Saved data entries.
* * * * *
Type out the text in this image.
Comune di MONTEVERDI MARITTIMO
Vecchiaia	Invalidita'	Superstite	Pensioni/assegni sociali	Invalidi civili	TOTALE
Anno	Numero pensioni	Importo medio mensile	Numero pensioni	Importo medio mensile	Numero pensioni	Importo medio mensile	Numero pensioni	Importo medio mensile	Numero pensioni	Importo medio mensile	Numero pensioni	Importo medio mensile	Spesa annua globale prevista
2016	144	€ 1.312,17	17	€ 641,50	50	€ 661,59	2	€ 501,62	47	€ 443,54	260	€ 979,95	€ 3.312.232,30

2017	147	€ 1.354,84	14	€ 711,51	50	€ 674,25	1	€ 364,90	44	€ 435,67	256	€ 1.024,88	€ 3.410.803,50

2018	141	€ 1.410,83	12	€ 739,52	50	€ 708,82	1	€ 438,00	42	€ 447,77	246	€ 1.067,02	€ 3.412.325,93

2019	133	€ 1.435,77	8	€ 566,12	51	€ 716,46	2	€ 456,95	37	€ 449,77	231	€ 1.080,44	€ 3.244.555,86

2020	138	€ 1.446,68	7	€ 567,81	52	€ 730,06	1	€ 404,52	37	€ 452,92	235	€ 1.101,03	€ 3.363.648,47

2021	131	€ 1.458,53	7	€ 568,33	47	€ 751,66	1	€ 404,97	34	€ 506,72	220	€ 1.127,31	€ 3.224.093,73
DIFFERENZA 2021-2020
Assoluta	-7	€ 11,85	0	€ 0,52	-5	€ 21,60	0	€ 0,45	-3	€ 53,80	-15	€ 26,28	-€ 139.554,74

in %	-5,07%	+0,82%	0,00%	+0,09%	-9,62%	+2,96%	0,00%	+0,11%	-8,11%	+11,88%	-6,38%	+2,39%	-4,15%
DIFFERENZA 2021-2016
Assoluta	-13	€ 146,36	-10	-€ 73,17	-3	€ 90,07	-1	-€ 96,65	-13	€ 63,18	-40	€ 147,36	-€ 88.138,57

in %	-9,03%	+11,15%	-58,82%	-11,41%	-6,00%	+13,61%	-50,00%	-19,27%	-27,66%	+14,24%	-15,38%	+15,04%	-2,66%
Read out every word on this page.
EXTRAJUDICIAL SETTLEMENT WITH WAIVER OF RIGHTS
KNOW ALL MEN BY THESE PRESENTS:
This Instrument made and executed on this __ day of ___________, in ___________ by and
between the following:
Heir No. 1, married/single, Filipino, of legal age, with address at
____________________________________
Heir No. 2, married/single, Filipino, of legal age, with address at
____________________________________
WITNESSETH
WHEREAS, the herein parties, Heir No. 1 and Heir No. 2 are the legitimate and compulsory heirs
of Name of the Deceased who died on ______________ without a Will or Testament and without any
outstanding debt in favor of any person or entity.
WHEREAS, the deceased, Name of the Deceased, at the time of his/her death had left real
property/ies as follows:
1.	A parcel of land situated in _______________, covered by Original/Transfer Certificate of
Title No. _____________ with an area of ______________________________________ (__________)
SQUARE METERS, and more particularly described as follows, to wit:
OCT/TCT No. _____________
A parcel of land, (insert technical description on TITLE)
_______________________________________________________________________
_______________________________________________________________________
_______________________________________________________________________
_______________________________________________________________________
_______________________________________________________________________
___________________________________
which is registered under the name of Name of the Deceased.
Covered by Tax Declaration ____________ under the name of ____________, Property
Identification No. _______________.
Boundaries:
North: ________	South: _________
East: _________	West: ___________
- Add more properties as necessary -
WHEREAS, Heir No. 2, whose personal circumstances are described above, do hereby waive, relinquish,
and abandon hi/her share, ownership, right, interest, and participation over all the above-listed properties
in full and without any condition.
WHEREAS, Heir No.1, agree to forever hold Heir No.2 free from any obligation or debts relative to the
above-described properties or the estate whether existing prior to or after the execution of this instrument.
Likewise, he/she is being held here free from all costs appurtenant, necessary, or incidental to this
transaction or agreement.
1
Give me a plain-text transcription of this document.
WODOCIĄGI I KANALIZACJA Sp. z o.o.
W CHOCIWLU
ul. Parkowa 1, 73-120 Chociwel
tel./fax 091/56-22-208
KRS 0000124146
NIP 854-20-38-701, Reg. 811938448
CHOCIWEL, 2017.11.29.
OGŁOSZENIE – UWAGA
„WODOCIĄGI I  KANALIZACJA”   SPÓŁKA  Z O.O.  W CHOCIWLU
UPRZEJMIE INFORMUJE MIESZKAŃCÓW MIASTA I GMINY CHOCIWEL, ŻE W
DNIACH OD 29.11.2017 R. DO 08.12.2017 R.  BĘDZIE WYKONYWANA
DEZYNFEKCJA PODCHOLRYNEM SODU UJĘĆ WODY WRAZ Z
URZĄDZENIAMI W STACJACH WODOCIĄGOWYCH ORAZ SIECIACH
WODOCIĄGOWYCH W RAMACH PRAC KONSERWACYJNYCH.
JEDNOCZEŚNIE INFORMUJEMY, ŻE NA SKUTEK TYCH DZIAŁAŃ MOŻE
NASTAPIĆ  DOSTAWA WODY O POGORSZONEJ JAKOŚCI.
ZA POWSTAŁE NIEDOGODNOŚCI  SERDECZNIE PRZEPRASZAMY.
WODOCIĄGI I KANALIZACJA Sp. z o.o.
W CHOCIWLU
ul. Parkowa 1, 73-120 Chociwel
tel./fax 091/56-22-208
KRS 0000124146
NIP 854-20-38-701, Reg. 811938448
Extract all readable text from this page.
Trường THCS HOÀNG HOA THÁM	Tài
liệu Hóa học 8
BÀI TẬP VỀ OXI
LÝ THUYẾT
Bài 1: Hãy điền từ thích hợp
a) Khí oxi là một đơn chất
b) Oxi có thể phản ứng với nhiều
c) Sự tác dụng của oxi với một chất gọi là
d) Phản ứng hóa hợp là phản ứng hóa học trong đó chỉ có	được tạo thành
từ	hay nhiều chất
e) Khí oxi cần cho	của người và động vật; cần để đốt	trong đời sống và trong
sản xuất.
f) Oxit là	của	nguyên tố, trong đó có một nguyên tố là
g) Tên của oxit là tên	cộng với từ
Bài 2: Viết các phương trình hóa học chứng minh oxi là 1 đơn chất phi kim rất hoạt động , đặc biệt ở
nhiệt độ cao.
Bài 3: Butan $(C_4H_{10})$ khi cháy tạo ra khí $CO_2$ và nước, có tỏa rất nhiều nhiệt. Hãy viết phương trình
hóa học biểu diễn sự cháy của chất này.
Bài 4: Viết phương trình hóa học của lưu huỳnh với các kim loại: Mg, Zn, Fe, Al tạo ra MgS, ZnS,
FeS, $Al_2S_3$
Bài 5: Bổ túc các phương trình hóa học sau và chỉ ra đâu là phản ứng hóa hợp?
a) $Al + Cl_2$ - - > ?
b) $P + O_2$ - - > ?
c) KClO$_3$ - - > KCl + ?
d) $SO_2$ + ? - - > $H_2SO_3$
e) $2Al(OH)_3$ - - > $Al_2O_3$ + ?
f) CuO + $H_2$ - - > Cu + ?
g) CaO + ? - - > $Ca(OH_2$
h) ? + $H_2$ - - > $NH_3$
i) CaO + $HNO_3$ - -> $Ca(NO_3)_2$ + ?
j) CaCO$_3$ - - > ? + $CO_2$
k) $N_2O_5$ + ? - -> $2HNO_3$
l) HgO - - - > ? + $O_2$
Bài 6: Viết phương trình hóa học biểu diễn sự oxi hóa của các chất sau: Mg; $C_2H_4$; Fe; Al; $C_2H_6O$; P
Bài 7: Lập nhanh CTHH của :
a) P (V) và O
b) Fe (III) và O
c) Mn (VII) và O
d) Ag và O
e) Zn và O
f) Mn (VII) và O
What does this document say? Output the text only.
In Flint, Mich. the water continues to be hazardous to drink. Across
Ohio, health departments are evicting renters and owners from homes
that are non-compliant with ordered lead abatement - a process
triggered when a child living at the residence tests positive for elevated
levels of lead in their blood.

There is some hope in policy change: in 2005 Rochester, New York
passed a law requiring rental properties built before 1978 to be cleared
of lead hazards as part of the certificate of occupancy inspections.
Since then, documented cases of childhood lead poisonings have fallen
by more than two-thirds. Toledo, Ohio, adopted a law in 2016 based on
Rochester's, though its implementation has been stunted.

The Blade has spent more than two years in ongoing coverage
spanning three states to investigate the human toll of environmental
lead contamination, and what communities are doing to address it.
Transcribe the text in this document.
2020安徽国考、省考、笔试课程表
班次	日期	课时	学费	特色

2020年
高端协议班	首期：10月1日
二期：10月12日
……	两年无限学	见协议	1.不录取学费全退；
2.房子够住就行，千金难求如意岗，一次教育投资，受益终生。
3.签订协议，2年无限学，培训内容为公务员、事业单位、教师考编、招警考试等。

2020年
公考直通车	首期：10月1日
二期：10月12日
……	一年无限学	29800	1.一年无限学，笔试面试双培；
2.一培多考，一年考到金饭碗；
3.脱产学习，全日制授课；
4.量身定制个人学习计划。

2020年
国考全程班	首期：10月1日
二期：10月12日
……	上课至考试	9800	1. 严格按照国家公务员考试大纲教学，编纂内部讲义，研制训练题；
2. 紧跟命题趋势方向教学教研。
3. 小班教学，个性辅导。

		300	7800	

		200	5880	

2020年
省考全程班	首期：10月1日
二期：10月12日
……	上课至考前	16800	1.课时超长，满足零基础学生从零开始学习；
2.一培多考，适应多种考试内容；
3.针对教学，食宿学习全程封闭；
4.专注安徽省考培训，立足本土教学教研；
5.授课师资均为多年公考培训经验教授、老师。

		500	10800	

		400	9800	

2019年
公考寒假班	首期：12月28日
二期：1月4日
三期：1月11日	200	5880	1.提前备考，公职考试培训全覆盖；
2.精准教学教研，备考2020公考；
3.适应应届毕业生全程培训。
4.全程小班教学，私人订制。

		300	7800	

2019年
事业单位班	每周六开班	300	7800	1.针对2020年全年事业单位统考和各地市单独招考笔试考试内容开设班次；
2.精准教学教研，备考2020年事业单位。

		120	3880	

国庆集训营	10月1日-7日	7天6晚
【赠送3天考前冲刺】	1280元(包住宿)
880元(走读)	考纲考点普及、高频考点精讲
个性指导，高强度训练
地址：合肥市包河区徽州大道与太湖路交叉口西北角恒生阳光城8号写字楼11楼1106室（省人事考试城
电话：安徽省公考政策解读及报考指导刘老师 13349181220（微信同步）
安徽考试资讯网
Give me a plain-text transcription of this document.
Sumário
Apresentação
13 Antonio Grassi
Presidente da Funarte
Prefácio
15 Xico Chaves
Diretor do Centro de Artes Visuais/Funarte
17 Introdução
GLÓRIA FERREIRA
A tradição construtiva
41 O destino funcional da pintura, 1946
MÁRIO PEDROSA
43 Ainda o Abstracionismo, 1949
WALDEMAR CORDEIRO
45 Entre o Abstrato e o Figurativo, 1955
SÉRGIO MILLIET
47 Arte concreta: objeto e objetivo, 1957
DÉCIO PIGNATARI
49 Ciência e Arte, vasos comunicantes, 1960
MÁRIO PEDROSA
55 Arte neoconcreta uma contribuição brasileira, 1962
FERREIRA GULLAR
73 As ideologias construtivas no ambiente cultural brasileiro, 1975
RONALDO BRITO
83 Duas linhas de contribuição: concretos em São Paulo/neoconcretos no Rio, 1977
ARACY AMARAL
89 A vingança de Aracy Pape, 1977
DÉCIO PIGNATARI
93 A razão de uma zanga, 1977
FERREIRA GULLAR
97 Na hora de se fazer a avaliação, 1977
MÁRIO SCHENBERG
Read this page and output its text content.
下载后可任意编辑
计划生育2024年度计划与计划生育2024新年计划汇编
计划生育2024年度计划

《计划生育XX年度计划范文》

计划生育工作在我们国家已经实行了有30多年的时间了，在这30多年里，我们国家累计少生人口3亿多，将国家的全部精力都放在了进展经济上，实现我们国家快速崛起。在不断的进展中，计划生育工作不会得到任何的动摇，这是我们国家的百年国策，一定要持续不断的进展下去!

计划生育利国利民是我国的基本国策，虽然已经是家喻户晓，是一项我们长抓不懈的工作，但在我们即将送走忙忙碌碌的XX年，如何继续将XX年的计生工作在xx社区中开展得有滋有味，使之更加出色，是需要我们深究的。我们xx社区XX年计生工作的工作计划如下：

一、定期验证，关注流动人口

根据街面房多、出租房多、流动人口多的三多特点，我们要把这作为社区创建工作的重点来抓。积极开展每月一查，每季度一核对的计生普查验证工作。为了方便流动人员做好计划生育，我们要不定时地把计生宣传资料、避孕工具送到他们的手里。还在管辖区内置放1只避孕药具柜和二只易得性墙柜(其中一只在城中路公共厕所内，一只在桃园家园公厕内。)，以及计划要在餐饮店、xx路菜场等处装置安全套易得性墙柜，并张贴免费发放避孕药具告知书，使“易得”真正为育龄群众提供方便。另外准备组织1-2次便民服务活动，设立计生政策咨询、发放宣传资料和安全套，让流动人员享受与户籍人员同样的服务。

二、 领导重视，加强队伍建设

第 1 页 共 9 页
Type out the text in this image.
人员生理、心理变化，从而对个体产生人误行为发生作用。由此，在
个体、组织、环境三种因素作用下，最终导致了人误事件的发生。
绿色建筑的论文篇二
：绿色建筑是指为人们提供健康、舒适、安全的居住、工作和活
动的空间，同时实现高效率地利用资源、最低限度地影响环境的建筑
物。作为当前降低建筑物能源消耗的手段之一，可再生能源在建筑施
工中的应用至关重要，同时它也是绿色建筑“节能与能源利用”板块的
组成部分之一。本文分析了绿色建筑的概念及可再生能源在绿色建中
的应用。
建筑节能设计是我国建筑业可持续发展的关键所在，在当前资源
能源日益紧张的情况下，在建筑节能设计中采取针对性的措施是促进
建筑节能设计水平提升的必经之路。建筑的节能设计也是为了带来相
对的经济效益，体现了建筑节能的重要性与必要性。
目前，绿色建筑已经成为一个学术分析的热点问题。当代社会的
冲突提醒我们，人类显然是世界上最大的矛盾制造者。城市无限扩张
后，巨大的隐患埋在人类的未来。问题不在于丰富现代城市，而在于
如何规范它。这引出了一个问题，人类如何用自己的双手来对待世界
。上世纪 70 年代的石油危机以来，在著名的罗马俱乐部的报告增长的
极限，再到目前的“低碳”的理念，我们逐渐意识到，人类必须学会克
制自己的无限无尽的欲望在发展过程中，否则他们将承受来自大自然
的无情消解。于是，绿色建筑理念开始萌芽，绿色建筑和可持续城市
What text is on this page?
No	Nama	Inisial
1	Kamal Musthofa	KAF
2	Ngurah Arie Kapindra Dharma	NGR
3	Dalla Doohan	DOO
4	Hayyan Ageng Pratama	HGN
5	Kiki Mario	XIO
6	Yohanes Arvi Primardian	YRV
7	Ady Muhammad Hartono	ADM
* * * * *
What the task asks. Search the data for "free". Copy every matching line.

Exercise response.
WHEREAS, Heir No.1, agree to forever hold Heir No.2 free from any obligation or debts relative to the
Likewise, he/she is being held here free from all costs appurtenant, necessary, or incidental to this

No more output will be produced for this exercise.